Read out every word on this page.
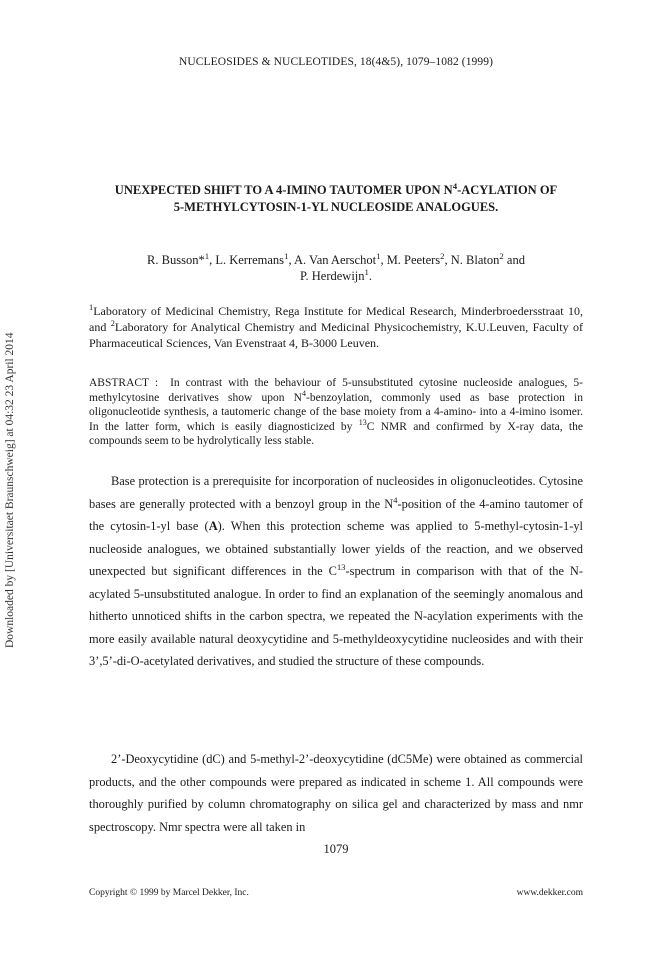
NUCLEOSIDES & NUCLEOTIDES, 18(4&5), 1079–1082 (1999)
UNEXPECTED SHIFT TO A 4-IMINO TAUTOMER UPON $N^4$-ACYLATION OF
5-METHYLCYTOSIN-1-YL NUCLEOSIDE ANALOGUES.
R. Busson*$^1$, L. Kerremans$^1$, A. Van Aerschot$^1$, M. Peeters$^2$, N. Blaton$^2$ and
P. Herdewijn$^1$.
$^1$Laboratory of Medicinal Chemistry, Rega Institute for Medical Research, Minderbroedersstraat 10, and $^2$Laboratory for Analytical Chemistry and Medicinal Physicochemistry, K.U.Leuven, Faculty of Pharmaceutical Sciences, Van Evenstraat 4, B-3000 Leuven.
ABSTRACT : In contrast with the behaviour of 5-unsubstituted cytosine nucleoside analogues, 5-methylcytosine derivatives show upon $N^4$-benzoylation, commonly used as base protection in oligonucleotide synthesis, a tautomeric change of the base moiety from a 4-amino- into a 4-imino isomer. In the latter form, which is easily diagnosticized by $^{13}$C NMR and confirmed by X-ray data, the compounds seem to be hydrolytically less stable.
Base protection is a prerequisite for incorporation of nucleosides in oligonucleotides. Cytosine bases are generally protected with a benzoyl group in the $N^4$-position of the 4-amino tautomer of the cytosin-1-yl base (A). When this protection scheme was applied to 5-methyl-cytosin-1-yl nucleoside analogues, we obtained substantially lower yields of the reaction, and we observed unexpected but significant differences in the $C^{13}$-spectrum in comparison with that of the N-acylated 5-unsubstituted analogue. In order to find an explanation of the seemingly anomalous and hitherto unnoticed shifts in the carbon spectra, we repeated the N-acylation experiments with the more easily available natural deoxycytidine and 5-methyldeoxycytidine nucleosides and with their 3’,5’-di-O-acetylated derivatives, and studied the structure of these compounds.
2’-Deoxycytidine (dC) and 5-methyl-2’-deoxycytidine (dC5Me) were obtained as commercial products, and the other compounds were prepared as indicated in scheme 1. All compounds were thoroughly purified by column chromatography on silica gel and characterized by mass and nmr spectroscopy. Nmr spectra were all taken in
1079
Copyright © 1999 by Marcel Dekker, Inc.	www.dekker.com
Downloaded by [Universitaet Braunschweig] at 04:32 23 April 2014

- [Given instruction]: Write out the listing above exactly as it stands, pictures excluded.

- [Solved problem]:
Read out every word on this page.
NUCLEOSIDES & NUCLEOTIDES, 18(4&5), 1079–1082 (1999)
UNEXPECTED SHIFT TO A 4-IMINO TAUTOMER UPON $N^4$-ACYLATION OF
5-METHYLCYTOSIN-1-YL NUCLEOSIDE ANALOGUES.
R. Busson*$^1$, L. Kerremans$^1$, A. Van Aerschot$^1$, M. Peeters$^2$, N. Blaton$^2$ and
P. Herdewijn$^1$.
$^1$Laboratory of Medicinal Chemistry, Rega Institute for Medical Research, Minderbroedersstraat 10, and $^2$Laboratory for Analytical Chemistry and Medicinal Physicochemistry, K.U.Leuven, Faculty of Pharmaceutical Sciences, Van Evenstraat 4, B-3000 Leuven.
ABSTRACT : In contrast with the behaviour of 5-unsubstituted cytosine nucleoside analogues, 5-methylcytosine derivatives show upon $N^4$-benzoylation, commonly used as base protection in oligonucleotide synthesis, a tautomeric change of the base moiety from a 4-amino- into a 4-imino isomer. In the latter form, which is easily diagnosticized by $^{13}$C NMR and confirmed by X-ray data, the compounds seem to be hydrolytically less stable.
Base protection is a prerequisite for incorporation of nucleosides in oligonucleotides. Cytosine bases are generally protected with a benzoyl group in the $N^4$-position of the 4-amino tautomer of the cytosin-1-yl base (A). When this protection scheme was applied to 5-methyl-cytosin-1-yl nucleoside analogues, we obtained substantially lower yields of the reaction, and we observed unexpected but significant differences in the $C^{13}$-spectrum in comparison with that of the N-acylated 5-unsubstituted analogue. In order to find an explanation of the seemingly anomalous and hitherto unnoticed shifts in the carbon spectra, we repeated the N-acylation experiments with the more easily available natural deoxycytidine and 5-methyldeoxycytidine nucleosides and with their 3’,5’-di-O-acetylated derivatives, and studied the structure of these compounds.
2’-Deoxycytidine (dC) and 5-methyl-2’-deoxycytidine (dC5Me) were obtained as commercial products, and the other compounds were prepared as indicated in scheme 1. All compounds were thoroughly purified by column chromatography on silica gel and characterized by mass and nmr spectroscopy. Nmr spectra were all taken in
1079
Copyright © 1999 by Marcel Dekker, Inc.	www.dekker.com
Downloaded by [Universitaet Braunschweig] at 04:32 23 April 2014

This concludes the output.